■ **INSTRUCTIONS TO FOLLOW**
Restate each entry shown beneath this instruction, keeping its wording intact.

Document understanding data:
◆ ◆ ◆ ◆

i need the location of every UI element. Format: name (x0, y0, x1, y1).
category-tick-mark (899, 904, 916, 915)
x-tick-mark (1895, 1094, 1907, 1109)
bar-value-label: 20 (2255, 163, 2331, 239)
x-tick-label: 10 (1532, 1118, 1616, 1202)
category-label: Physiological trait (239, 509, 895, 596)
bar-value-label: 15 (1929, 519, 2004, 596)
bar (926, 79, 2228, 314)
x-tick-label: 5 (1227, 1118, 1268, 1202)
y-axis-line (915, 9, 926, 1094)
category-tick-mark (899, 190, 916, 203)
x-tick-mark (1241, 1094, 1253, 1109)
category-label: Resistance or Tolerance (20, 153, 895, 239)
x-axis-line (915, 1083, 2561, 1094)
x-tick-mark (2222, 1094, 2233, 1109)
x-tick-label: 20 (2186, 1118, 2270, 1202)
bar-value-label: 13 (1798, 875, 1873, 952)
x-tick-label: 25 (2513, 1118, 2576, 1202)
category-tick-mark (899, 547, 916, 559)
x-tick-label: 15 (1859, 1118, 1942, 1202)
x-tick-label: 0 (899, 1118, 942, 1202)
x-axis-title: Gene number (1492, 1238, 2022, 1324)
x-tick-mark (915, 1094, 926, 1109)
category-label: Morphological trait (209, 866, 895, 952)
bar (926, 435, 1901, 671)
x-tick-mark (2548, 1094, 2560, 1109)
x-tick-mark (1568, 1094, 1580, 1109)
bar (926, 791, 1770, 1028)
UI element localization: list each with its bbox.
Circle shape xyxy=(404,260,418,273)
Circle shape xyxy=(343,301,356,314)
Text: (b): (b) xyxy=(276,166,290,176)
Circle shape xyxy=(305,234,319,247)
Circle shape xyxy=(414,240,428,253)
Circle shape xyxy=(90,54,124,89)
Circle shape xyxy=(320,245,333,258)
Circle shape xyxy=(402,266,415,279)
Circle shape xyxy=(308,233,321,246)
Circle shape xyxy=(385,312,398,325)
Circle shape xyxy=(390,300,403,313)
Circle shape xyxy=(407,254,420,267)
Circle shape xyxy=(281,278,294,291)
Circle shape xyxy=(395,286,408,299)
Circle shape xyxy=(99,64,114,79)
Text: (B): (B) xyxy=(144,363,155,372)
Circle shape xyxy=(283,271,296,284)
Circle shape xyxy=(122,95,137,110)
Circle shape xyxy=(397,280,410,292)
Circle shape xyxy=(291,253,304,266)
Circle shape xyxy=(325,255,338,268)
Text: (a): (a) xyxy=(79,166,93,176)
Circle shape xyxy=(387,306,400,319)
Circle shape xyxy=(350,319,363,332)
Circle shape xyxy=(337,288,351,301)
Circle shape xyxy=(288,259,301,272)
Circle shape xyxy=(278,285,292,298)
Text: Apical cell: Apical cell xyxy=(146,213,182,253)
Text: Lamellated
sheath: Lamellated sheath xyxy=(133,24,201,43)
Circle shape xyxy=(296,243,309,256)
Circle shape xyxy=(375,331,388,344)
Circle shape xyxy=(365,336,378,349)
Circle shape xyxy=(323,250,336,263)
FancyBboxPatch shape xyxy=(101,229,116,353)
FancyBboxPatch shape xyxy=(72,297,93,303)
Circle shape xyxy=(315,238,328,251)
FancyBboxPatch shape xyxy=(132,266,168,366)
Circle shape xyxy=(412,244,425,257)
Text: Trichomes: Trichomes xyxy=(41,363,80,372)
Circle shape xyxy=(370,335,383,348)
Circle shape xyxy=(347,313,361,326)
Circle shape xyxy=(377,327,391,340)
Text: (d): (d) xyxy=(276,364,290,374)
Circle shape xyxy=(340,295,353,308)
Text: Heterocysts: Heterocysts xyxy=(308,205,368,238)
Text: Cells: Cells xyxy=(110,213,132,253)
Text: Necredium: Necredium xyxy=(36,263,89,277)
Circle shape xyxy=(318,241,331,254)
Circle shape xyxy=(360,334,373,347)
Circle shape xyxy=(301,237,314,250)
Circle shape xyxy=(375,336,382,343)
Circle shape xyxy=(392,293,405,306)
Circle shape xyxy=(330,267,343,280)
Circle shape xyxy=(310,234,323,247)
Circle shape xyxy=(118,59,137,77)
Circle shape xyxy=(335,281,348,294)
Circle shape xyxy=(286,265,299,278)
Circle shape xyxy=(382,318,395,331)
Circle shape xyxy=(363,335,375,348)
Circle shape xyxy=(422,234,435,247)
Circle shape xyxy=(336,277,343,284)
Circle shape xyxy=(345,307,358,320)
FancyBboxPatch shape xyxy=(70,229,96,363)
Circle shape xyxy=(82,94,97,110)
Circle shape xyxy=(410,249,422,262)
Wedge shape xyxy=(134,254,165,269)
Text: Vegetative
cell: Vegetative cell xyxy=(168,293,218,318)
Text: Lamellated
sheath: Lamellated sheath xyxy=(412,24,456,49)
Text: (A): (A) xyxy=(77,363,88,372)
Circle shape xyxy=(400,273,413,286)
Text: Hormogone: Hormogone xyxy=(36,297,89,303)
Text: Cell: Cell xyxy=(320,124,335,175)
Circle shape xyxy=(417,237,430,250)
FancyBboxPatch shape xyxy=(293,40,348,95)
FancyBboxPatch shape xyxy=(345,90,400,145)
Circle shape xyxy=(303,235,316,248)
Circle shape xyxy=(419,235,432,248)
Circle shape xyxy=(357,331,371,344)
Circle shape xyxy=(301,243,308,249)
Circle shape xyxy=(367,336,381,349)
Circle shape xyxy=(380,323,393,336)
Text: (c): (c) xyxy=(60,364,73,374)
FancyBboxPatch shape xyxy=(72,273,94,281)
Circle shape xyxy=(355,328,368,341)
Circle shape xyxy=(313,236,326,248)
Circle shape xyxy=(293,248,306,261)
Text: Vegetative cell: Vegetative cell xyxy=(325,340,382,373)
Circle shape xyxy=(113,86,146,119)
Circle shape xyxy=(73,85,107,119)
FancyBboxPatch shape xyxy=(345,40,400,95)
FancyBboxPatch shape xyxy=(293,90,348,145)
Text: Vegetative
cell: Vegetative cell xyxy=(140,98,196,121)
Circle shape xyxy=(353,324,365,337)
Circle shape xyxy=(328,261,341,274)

◆ ◆ ◆ ◆

■ **REPLY TO THE TASK**
i need the location of every UI element. Format: name (x0, y0, x1, y1).
category-tick-mark (899, 904, 916, 915)
x-tick-mark (1895, 1094, 1907, 1109)
bar-value-label: 20 (2255, 163, 2331, 239)
x-tick-label: 10 (1532, 1118, 1616, 1202)
category-label: Physiological trait (239, 509, 895, 596)
bar-value-label: 15 (1929, 519, 2004, 596)
bar (926, 79, 2228, 314)
x-tick-label: 5 (1227, 1118, 1268, 1202)
y-axis-line (915, 9, 926, 1094)
category-tick-mark (899, 190, 916, 203)
x-tick-mark (1241, 1094, 1253, 1109)
category-label: Resistance or Tolerance (20, 153, 895, 239)
x-axis-line (915, 1083, 2561, 1094)
x-tick-mark (2222, 1094, 2233, 1109)
x-tick-label: 20 (2186, 1118, 2270, 1202)
bar-value-label: 13 (1798, 875, 1873, 952)
x-tick-label: 25 (2513, 1118, 2576, 1202)
category-tick-mark (899, 547, 916, 559)
x-tick-label: 15 (1859, 1118, 1942, 1202)
x-tick-label: 0 (899, 1118, 942, 1202)
x-axis-title: Gene number (1492, 1238, 2022, 1324)
x-tick-mark (915, 1094, 926, 1109)
category-label: Morphological trait (209, 866, 895, 952)
bar (926, 435, 1901, 671)
x-tick-mark (2548, 1094, 2560, 1109)
x-tick-mark (1568, 1094, 1580, 1109)
bar (926, 791, 1770, 1028)
UI element localization: list each with its bbox.
Circle shape xyxy=(404,260,418,273)
Circle shape xyxy=(343,301,356,314)
Text: (b): (b) xyxy=(276,166,290,176)
Circle shape xyxy=(305,234,319,247)
Circle shape xyxy=(414,240,428,253)
Circle shape xyxy=(90,54,124,89)
Circle shape xyxy=(320,245,333,258)
Circle shape xyxy=(402,266,415,279)
Circle shape xyxy=(308,233,321,246)
Circle shape xyxy=(385,312,398,325)
Circle shape xyxy=(390,300,403,313)
Circle shape xyxy=(407,254,420,267)
Circle shape xyxy=(281,278,294,291)
Circle shape xyxy=(395,286,408,299)
Circle shape xyxy=(99,64,114,79)
Text: (B): (B) xyxy=(144,363,155,372)
Circle shape xyxy=(283,271,296,284)
Circle shape xyxy=(122,95,137,110)
Circle shape xyxy=(397,280,410,292)
Circle shape xyxy=(291,253,304,266)
Circle shape xyxy=(325,255,338,268)
Text: (a): (a) xyxy=(79,166,93,176)
Circle shape xyxy=(387,306,400,319)
Circle shape xyxy=(350,319,363,332)
Circle shape xyxy=(337,288,351,301)
Circle shape xyxy=(288,259,301,272)
Circle shape xyxy=(278,285,292,298)
Text: Apical cell: Apical cell xyxy=(146,213,182,253)
Text: Lamellated
sheath: Lamellated sheath xyxy=(133,24,201,43)
Circle shape xyxy=(296,243,309,256)
Circle shape xyxy=(375,331,388,344)
Circle shape xyxy=(365,336,378,349)
Circle shape xyxy=(323,250,336,263)
FancyBboxPatch shape xyxy=(101,229,116,353)
FancyBboxPatch shape xyxy=(72,297,93,303)
Circle shape xyxy=(315,238,328,251)
FancyBboxPatch shape xyxy=(132,266,168,366)
Circle shape xyxy=(412,244,425,257)
Text: Trichomes: Trichomes xyxy=(41,363,80,372)
Circle shape xyxy=(370,335,383,348)
Circle shape xyxy=(347,313,361,326)
Circle shape xyxy=(377,327,391,340)
Text: (d): (d) xyxy=(276,364,290,374)
Circle shape xyxy=(340,295,353,308)
Text: Heterocysts: Heterocysts xyxy=(308,205,368,238)
Text: Cells: Cells xyxy=(110,213,132,253)
Text: Necredium: Necredium xyxy=(36,263,89,277)
Circle shape xyxy=(318,241,331,254)
Circle shape xyxy=(360,334,373,347)
Circle shape xyxy=(301,237,314,250)
Circle shape xyxy=(375,336,382,343)
Circle shape xyxy=(392,293,405,306)
Circle shape xyxy=(330,267,343,280)
Circle shape xyxy=(310,234,323,247)
Circle shape xyxy=(118,59,137,77)
Circle shape xyxy=(335,281,348,294)
Circle shape xyxy=(286,265,299,278)
Circle shape xyxy=(382,318,395,331)
Circle shape xyxy=(363,335,375,348)
Circle shape xyxy=(422,234,435,247)
Circle shape xyxy=(336,277,343,284)
Circle shape xyxy=(345,307,358,320)
FancyBboxPatch shape xyxy=(70,229,96,363)
Circle shape xyxy=(82,94,97,110)
Circle shape xyxy=(410,249,422,262)
Wedge shape xyxy=(134,254,165,269)
Text: Vegetative
cell: Vegetative cell xyxy=(168,293,218,318)
Text: Lamellated
sheath: Lamellated sheath xyxy=(412,24,456,49)
Text: (A): (A) xyxy=(77,363,88,372)
Circle shape xyxy=(400,273,413,286)
Text: Hormogone: Hormogone xyxy=(36,297,89,303)
Text: Cell: Cell xyxy=(320,124,335,175)
Circle shape xyxy=(417,237,430,250)
FancyBboxPatch shape xyxy=(293,40,348,95)
FancyBboxPatch shape xyxy=(345,90,400,145)
Circle shape xyxy=(303,235,316,248)
Circle shape xyxy=(419,235,432,248)
Circle shape xyxy=(357,331,371,344)
Circle shape xyxy=(301,243,308,249)
Circle shape xyxy=(367,336,381,349)
Circle shape xyxy=(380,323,393,336)
Text: (c): (c) xyxy=(60,364,73,374)
FancyBboxPatch shape xyxy=(72,273,94,281)
Circle shape xyxy=(355,328,368,341)
Circle shape xyxy=(313,236,326,248)
Circle shape xyxy=(293,248,306,261)
Text: Vegetative cell: Vegetative cell xyxy=(325,340,382,373)
Circle shape xyxy=(113,86,146,119)
Circle shape xyxy=(73,85,107,119)
FancyBboxPatch shape xyxy=(345,40,400,95)
FancyBboxPatch shape xyxy=(293,90,348,145)
Text: Vegetative
cell: Vegetative cell xyxy=(140,98,196,121)
Circle shape xyxy=(353,324,365,337)
Circle shape xyxy=(328,261,341,274)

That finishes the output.